**Problem to work on**
Repeat each line word for word.

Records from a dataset
────

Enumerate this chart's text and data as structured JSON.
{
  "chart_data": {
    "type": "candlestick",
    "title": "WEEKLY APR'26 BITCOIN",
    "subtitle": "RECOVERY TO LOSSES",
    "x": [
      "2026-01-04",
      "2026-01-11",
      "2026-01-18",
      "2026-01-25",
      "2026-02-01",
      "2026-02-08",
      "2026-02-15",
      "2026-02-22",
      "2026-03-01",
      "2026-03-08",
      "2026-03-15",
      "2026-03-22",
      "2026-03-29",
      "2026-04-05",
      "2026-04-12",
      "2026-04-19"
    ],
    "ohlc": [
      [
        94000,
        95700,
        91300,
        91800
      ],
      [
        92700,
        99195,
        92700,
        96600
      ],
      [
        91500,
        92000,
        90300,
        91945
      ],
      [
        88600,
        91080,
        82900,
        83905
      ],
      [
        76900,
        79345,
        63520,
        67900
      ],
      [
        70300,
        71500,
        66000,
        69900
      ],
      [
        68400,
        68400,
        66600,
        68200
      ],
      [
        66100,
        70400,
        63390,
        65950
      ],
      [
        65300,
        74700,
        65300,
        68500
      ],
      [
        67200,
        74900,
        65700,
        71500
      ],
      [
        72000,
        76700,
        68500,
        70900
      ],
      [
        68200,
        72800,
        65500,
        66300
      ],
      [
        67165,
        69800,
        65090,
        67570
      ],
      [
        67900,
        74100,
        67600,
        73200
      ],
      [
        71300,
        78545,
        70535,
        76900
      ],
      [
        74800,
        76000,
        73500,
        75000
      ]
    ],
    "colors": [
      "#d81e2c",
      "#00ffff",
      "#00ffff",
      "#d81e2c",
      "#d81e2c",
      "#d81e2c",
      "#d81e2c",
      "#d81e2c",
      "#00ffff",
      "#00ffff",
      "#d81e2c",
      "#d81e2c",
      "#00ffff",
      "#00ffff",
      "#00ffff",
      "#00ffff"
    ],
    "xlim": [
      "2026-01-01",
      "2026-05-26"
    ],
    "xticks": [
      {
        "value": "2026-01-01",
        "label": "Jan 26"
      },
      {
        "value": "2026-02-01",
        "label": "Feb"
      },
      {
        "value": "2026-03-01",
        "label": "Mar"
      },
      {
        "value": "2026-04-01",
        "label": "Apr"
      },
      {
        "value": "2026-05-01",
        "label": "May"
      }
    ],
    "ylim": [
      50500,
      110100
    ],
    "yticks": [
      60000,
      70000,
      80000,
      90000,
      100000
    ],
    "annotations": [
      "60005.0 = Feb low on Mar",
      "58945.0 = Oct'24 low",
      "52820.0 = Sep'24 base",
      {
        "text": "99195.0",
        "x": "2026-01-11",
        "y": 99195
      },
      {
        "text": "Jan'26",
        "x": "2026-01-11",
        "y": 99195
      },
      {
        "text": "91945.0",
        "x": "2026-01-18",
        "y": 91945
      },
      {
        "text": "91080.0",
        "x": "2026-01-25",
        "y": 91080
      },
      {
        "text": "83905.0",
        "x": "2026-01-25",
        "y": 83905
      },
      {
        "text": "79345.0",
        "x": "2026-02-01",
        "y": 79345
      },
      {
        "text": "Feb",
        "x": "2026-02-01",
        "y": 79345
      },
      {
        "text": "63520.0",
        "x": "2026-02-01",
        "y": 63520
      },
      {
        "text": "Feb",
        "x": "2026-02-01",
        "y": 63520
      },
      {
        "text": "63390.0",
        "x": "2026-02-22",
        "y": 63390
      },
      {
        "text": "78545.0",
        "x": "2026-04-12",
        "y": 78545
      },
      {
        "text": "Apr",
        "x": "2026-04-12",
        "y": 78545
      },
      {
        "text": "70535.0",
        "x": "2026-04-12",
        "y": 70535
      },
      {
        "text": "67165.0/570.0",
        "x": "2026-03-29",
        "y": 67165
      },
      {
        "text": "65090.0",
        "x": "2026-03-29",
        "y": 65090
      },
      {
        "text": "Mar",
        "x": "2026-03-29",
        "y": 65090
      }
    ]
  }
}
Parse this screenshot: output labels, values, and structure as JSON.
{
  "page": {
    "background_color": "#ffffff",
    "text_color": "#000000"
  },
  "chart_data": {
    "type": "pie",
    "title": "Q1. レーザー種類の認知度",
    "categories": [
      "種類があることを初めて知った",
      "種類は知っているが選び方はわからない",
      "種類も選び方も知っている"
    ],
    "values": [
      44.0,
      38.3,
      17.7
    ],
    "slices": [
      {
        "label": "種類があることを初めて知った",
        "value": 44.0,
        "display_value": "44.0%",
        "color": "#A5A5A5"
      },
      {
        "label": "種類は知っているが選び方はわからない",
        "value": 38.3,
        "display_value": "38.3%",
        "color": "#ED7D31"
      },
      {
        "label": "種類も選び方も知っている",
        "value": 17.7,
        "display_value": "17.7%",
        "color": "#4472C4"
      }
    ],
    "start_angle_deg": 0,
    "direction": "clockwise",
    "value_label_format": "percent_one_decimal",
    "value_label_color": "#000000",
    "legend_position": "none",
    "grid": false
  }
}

────

**Result**
Enumerate this chart's text and data as structured JSON.
{
  "chart_data": {
    "type": "candlestick",
    "title": "WEEKLY APR'26 BITCOIN",
    "subtitle": "RECOVERY TO LOSSES",
    "x": [
      "2026-01-04",
      "2026-01-11",
      "2026-01-18",
      "2026-01-25",
      "2026-02-01",
      "2026-02-08",
      "2026-02-15",
      "2026-02-22",
      "2026-03-01",
      "2026-03-08",
      "2026-03-15",
      "2026-03-22",
      "2026-03-29",
      "2026-04-05",
      "2026-04-12",
      "2026-04-19"
    ],
    "ohlc": [
      [
        94000,
        95700,
        91300,
        91800
      ],
      [
        92700,
        99195,
        92700,
        96600
      ],
      [
        91500,
        92000,
        90300,
        91945
      ],
      [
        88600,
        91080,
        82900,
        83905
      ],
      [
        76900,
        79345,
        63520,
        67900
      ],
      [
        70300,
        71500,
        66000,
        69900
      ],
      [
        68400,
        68400,
        66600,
        68200
      ],
      [
        66100,
        70400,
        63390,
        65950
      ],
      [
        65300,
        74700,
        65300,
        68500
      ],
      [
        67200,
        74900,
        65700,
        71500
      ],
      [
        72000,
        76700,
        68500,
        70900
      ],
      [
        68200,
        72800,
        65500,
        66300
      ],
      [
        67165,
        69800,
        65090,
        67570
      ],
      [
        67900,
        74100,
        67600,
        73200
      ],
      [
        71300,
        78545,
        70535,
        76900
      ],
      [
        74800,
        76000,
        73500,
        75000
      ]
    ],
    "colors": [
      "#d81e2c",
      "#00ffff",
      "#00ffff",
      "#d81e2c",
      "#d81e2c",
      "#d81e2c",
      "#d81e2c",
      "#d81e2c",
      "#00ffff",
      "#00ffff",
      "#d81e2c",
      "#d81e2c",
      "#00ffff",
      "#00ffff",
      "#00ffff",
      "#00ffff"
    ],
    "xlim": [
      "2026-01-01",
      "2026-05-26"
    ],
    "xticks": [
      {
        "value": "2026-01-01",
        "label": "Jan 26"
      },
      {
        "value": "2026-02-01",
        "label": "Feb"
      },
      {
        "value": "2026-03-01",
        "label": "Mar"
      },
      {
        "value": "2026-04-01",
        "label": "Apr"
      },
      {
        "value": "2026-05-01",
        "label": "May"
      }
    ],
    "ylim": [
      50500,
      110100
    ],
    "yticks": [
      60000,
      70000,
      80000,
      90000,
      100000
    ],
    "annotations": [
      "60005.0 = Feb low on Mar",
      "58945.0 = Oct'24 low",
      "52820.0 = Sep'24 base",
      {
        "text": "99195.0",
        "x": "2026-01-11",
        "y": 99195
      },
      {
        "text": "Jan'26",
        "x": "2026-01-11",
        "y": 99195
      },
      {
        "text": "91945.0",
        "x": "2026-01-18",
        "y": 91945
      },
      {
        "text": "91080.0",
        "x": "2026-01-25",
        "y": 91080
      },
      {
        "text": "83905.0",
        "x": "2026-01-25",
        "y": 83905
      },
      {
        "text": "79345.0",
        "x": "2026-02-01",
        "y": 79345
      },
      {
        "text": "Feb",
        "x": "2026-02-01",
        "y": 79345
      },
      {
        "text": "63520.0",
        "x": "2026-02-01",
        "y": 63520
      },
      {
        "text": "Feb",
        "x": "2026-02-01",
        "y": 63520
      },
      {
        "text": "63390.0",
        "x": "2026-02-22",
        "y": 63390
      },
      {
        "text": "78545.0",
        "x": "2026-04-12",
        "y": 78545
      },
      {
        "text": "Apr",
        "x": "2026-04-12",
        "y": 78545
      },
      {
        "text": "70535.0",
        "x": "2026-04-12",
        "y": 70535
      },
      {
        "text": "67165.0/570.0",
        "x": "2026-03-29",
        "y": 67165
      },
      {
        "text": "65090.0",
        "x": "2026-03-29",
        "y": 65090
      },
      {
        "text": "Mar",
        "x": "2026-03-29",
        "y": 65090
      }
    ]
  }
}
Parse this screenshot: output labels, values, and structure as JSON.
{
  "page": {
    "background_color": "#ffffff",
    "text_color": "#000000"
  },
  "chart_data": {
    "type": "pie",
    "title": "Q1. レーザー種類の認知度",
    "categories": [
      "種類があることを初めて知った",
      "種類は知っているが選び方はわからない",
      "種類も選び方も知っている"
    ],
    "values": [
      44.0,
      38.3,
      17.7
    ],
    "slices": [
      {
        "label": "種類があることを初めて知った",
        "value": 44.0,
        "display_value": "44.0%",
        "color": "#A5A5A5"
      },
      {
        "label": "種類は知っているが選び方はわからない",
        "value": 38.3,
        "display_value": "38.3%",
        "color": "#ED7D31"
      },
      {
        "label": "種類も選び方も知っている",
        "value": 17.7,
        "display_value": "17.7%",
        "color": "#4472C4"
      }
    ],
    "start_angle_deg": 0,
    "direction": "clockwise",
    "value_label_format": "percent_one_decimal",
    "value_label_color": "#000000",
    "legend_position": "none",
    "grid": false
  }
}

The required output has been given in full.